---------- Supplied material ----------

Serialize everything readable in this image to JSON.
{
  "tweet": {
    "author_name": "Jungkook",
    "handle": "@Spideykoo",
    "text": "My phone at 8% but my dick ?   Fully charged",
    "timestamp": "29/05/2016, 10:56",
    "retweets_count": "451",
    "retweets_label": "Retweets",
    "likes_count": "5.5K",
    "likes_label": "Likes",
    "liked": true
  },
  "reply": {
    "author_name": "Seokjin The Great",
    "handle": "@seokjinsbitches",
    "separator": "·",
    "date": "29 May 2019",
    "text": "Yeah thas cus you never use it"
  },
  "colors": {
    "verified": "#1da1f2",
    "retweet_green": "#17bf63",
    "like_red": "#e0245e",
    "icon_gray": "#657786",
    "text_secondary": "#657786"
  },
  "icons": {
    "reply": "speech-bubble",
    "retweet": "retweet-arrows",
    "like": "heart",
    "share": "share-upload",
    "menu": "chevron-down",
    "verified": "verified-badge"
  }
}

----------

What is needed >>
Extract all the material, leaving every line as it is.

Answer to this task >>
Serialize everything readable in this image to JSON.
{
  "tweet": {
    "author_name": "Jungkook",
    "handle": "@Spideykoo",
    "text": "My phone at 8% but my dick ?   Fully charged",
    "timestamp": "29/05/2016, 10:56",
    "retweets_count": "451",
    "retweets_label": "Retweets",
    "likes_count": "5.5K",
    "likes_label": "Likes",
    "liked": true
  },
  "reply": {
    "author_name": "Seokjin The Great",
    "handle": "@seokjinsbitches",
    "separator": "·",
    "date": "29 May 2019",
    "text": "Yeah thas cus you never use it"
  },
  "colors": {
    "verified": "#1da1f2",
    "retweet_green": "#17bf63",
    "like_red": "#e0245e",
    "icon_gray": "#657786",
    "text_secondary": "#657786"
  },
  "icons": {
    "reply": "speech-bubble",
    "retweet": "retweet-arrows",
    "like": "heart",
    "share": "share-upload",
    "menu": "chevron-down",
    "verified": "verified-badge"
  }
}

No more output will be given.